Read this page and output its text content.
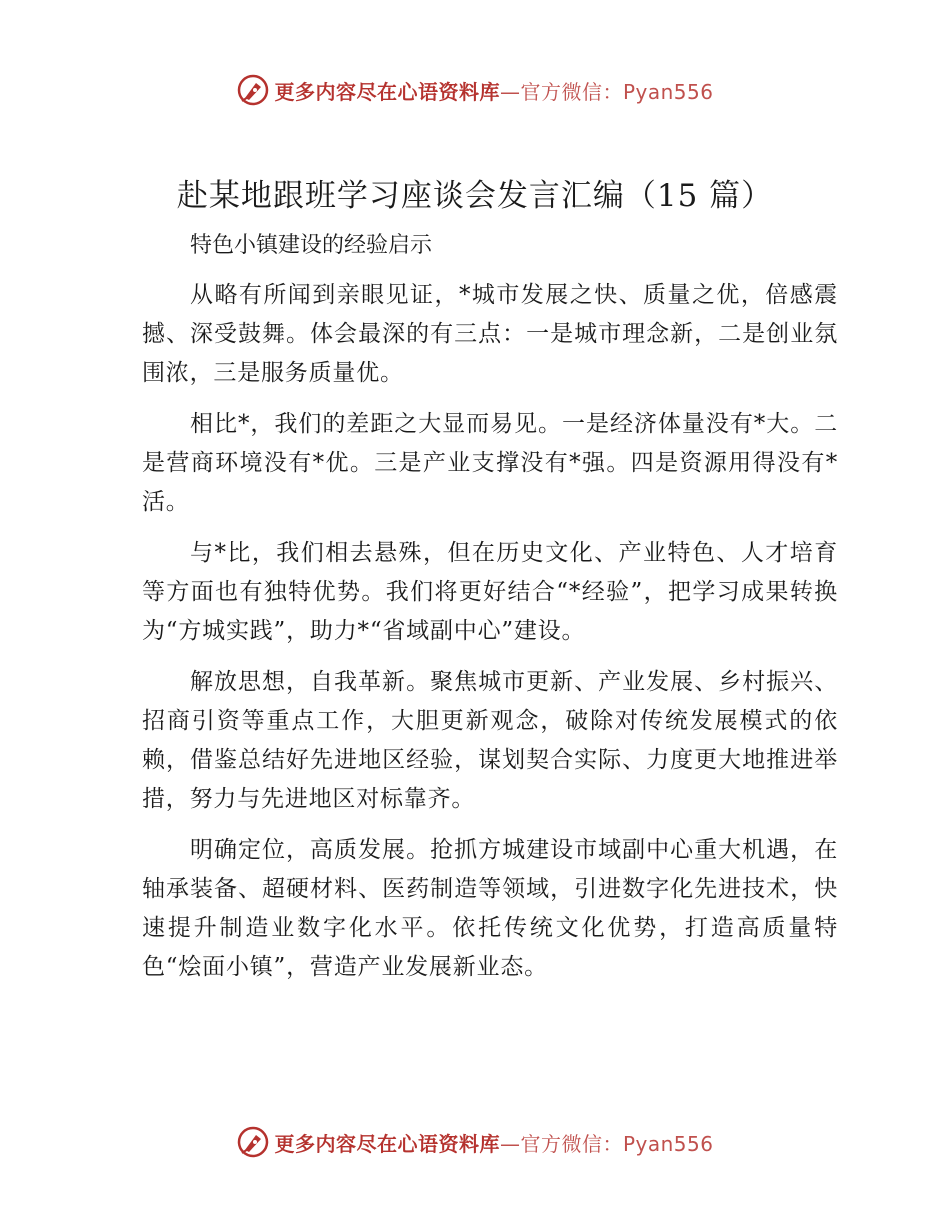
更多内容尽在心语资料库—官方微信：Pyan556
赴某地跟班学习座谈会发言汇编（15 篇）
特色小镇建设的经验启示

从略有所闻到亲眼见证，*城市发展之快、质量之优，倍感震撼、深受鼓舞。体会最深的有三点：一是城市理念新，二是创业氛围浓，三是服务质量优。

相比*，我们的差距之大显而易见。一是经济体量没有*大。二是营商环境没有*优。三是产业支撑没有*强。四是资源用得没有*活。

与*比，我们相去悬殊，但在历史文化、产业特色、人才培育等方面也有独特优势。我们将更好结合“*经验”，把学习成果转换为“方城实践”，助力*“省域副中心”建设。

解放思想，自我革新。聚焦城市更新、产业发展、乡村振兴、招商引资等重点工作，大胆更新观念，破除对传统发展模式的依赖，借鉴总结好先进地区经验，谋划契合实际、力度更大地推进举措，努力与先进地区对标靠齐。

明确定位，高质发展。抢抓方城建设市域副中心重大机遇，在轴承装备、超硬材料、医药制造等领域，引进数字化先进技术，快速提升制造业数字化水平。依托传统文化优势，打造高质量特色“烩面小镇”，营造产业发展新业态。

更多内容尽在心语资料库—官方微信：Pyan556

- - -

_AIM OF THE TASK_. Quote everything in the listing above exactly; pictures are the only thing to omit.

_WORKED SOLUTION_.
Read this page and output its text content.
更多内容尽在心语资料库—官方微信：Pyan556
赴某地跟班学习座谈会发言汇编（15 篇）
特色小镇建设的经验启示

从略有所闻到亲眼见证，*城市发展之快、质量之优，倍感震撼、深受鼓舞。体会最深的有三点：一是城市理念新，二是创业氛围浓，三是服务质量优。

相比*，我们的差距之大显而易见。一是经济体量没有*大。二是营商环境没有*优。三是产业支撑没有*强。四是资源用得没有*活。

与*比，我们相去悬殊，但在历史文化、产业特色、人才培育等方面也有独特优势。我们将更好结合“*经验”，把学习成果转换为“方城实践”，助力*“省域副中心”建设。

解放思想，自我革新。聚焦城市更新、产业发展、乡村振兴、招商引资等重点工作，大胆更新观念，破除对传统发展模式的依赖，借鉴总结好先进地区经验，谋划契合实际、力度更大地推进举措，努力与先进地区对标靠齐。

明确定位，高质发展。抢抓方城建设市域副中心重大机遇，在轴承装备、超硬材料、医药制造等领域，引进数字化先进技术，快速提升制造业数字化水平。依托传统文化优势，打造高质量特色“烩面小镇”，营造产业发展新业态。

更多内容尽在心语资料库—官方微信：Pyan556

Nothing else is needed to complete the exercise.